Directive: In the forum thread about a socolofi, how big does the poster say the fish currently is?
-------- Passage provided
# Male or Female Socolofi??



## ratbones86 (Jun 29, 2012)

The blue one in the bag


















These pics are all of the same fish. Im 99% sure its a socolofi but not sure if its male or female. I just got it last night and it was in a mixed tank along with a cobalt blue zebra which i got and also n albino red zeba which is one sexy fish imo, at least mine is. Ill post a pic of him in the malawi section  Anyways id would be great and thanks!!!


----------



## kendallikeeper (Jan 28, 2013)

Definitely looks socolofi like but if it came from a mixed tank there is always the possibility of a hybrid, as for sex it looks to me like a female but none of these pics are really good enough to tell.


----------



## ratbones86 (Jun 29, 2012)

yeah i thought hybrid s well butt hen i got to looking and i've had a socolofi before and it looks A LOT like it and i also looked on the net at pictures and it looks alot like the socolofi but just not sure on male or female


----------



## ratbones86 (Jun 29, 2012)

Ok here are some more pictures of the socolofi donno if they are any better but here they are


----------



## noki (Jun 13, 2003)

Looks like possible female, but could still be male. There is no magic way to tell from a pic, Socolfi are mostly monomorphic but males will tend to look more male like.


----------



## ratbones86 (Jun 29, 2012)

yeah this fish is about 2" right now so i was just wondering if anyone could tell. My last one i had, before my tank crashed cus of my mo overfeeding, it's black bar on is dorsal fin was A LOT more predominate. This little feller i dont even see the black line on the dorsal fin period. Which is why im in question lol.


----------
----------------
-------- Dataset content
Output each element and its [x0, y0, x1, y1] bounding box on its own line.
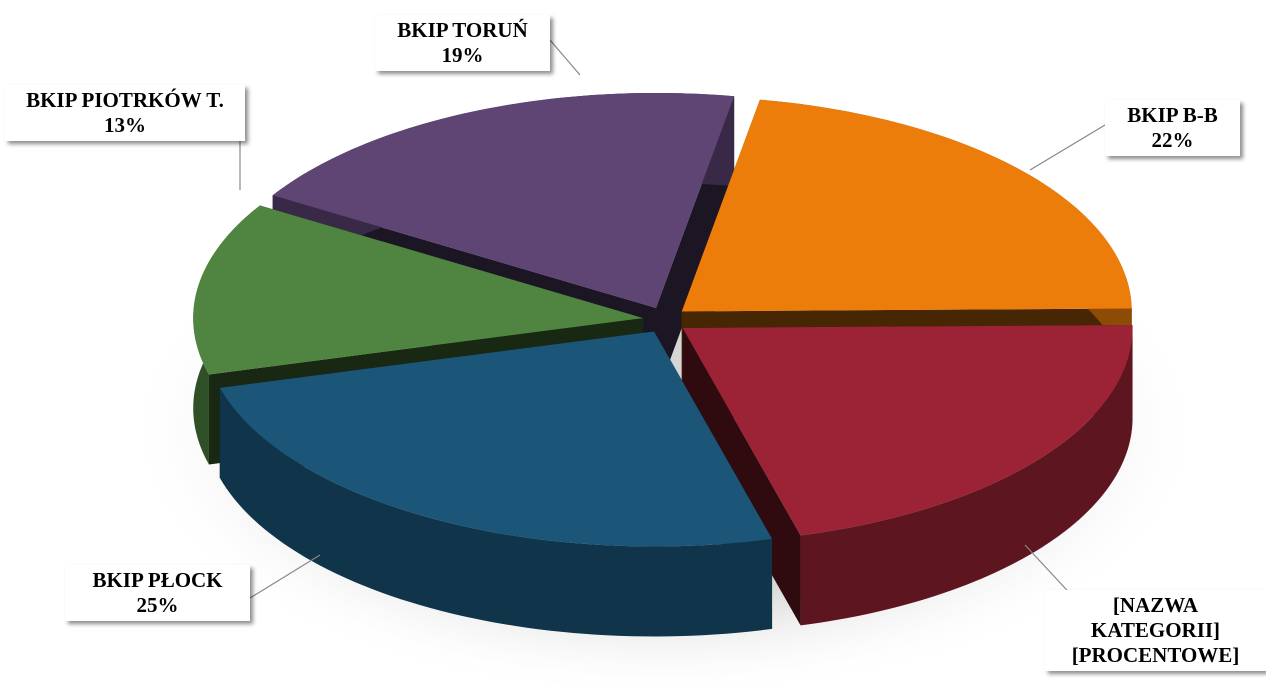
slice-top: [219, 331, 773, 547]
category-label: [NAZWA KATEGORII]: [1090, 593, 1221, 642]
value-label: [PROCENTOWE]: [1071, 643, 1240, 667]
data-label: [NAZWA KATEGORII] [PROCENTOWE]: [1045, 590, 1266, 671]
data-label: BKIP TORUŃ 19%: [375, 15, 550, 71]
pie-slice: [219, 331, 773, 637]
slice-top: [682, 324, 1133, 536]
slice-rim: [800, 324, 1133, 626]
value-label: 22%: [1151, 128, 1194, 152]
category-label: BKIP PŁOCK: [92, 568, 223, 592]
slice-top: [193, 205, 644, 375]
data-label: BKIP PIOTRKÓW T. 13%: [5, 85, 245, 141]
category-label: BKIP TORUŃ: [397, 18, 528, 42]
leader-line: [249, 554, 321, 599]
value-label: 25%: [136, 593, 179, 617]
data-label: BKIP PŁOCK 25%: [65, 565, 250, 621]
slice-top: [272, 92, 735, 308]
leader-line: [549, 39, 581, 76]
category-label: BKIP B-B: [1127, 103, 1218, 127]
category-label: BKIP PIOTRKÓW T.: [26, 88, 224, 112]
slice-rim: [219, 387, 773, 637]
data-label: BKIP B-B 22%: [1105, 100, 1240, 156]
value-label: 19%: [441, 43, 484, 67]
leader-line: [1029, 124, 1106, 171]
slice-top: [681, 99, 1132, 312]
value-label: 13%: [104, 113, 146, 137]
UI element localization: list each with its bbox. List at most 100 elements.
----------------
The result: About 2 inches.